> _What needs to be done_:
Every line of the data that contains the string "Free" must be copied.

##### Entries shown

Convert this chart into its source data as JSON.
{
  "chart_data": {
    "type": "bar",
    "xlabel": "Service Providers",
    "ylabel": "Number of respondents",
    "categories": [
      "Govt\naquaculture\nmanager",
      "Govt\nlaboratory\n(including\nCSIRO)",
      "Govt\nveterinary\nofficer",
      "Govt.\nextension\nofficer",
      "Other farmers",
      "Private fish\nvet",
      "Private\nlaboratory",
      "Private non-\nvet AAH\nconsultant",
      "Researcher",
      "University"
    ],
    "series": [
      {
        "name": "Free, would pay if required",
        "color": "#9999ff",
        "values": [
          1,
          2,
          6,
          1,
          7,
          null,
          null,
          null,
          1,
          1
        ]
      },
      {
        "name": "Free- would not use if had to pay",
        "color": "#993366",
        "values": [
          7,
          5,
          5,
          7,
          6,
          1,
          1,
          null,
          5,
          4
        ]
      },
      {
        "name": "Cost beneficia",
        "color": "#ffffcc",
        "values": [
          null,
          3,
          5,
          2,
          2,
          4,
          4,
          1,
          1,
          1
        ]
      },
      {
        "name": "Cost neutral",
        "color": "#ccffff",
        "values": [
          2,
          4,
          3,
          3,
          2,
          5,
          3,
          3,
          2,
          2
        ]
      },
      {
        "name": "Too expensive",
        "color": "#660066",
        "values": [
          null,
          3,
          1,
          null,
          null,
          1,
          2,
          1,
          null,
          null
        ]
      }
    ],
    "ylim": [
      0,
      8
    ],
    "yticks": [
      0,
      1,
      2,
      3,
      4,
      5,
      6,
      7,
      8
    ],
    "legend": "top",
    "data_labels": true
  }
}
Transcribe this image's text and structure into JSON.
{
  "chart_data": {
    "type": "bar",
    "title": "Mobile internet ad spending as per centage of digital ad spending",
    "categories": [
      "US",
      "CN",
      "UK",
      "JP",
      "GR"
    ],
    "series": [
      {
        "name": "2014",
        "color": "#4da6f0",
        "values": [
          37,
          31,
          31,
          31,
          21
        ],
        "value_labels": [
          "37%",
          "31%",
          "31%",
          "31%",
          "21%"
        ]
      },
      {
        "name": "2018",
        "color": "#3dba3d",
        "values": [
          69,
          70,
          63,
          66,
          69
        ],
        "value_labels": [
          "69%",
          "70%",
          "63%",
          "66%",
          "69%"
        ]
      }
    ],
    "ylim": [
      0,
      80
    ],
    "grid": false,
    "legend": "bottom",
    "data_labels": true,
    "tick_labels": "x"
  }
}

##########

> _Response for this exercise_:
        "name": "Free, would pay if required",
        "name": "Free- would not use if had to pay",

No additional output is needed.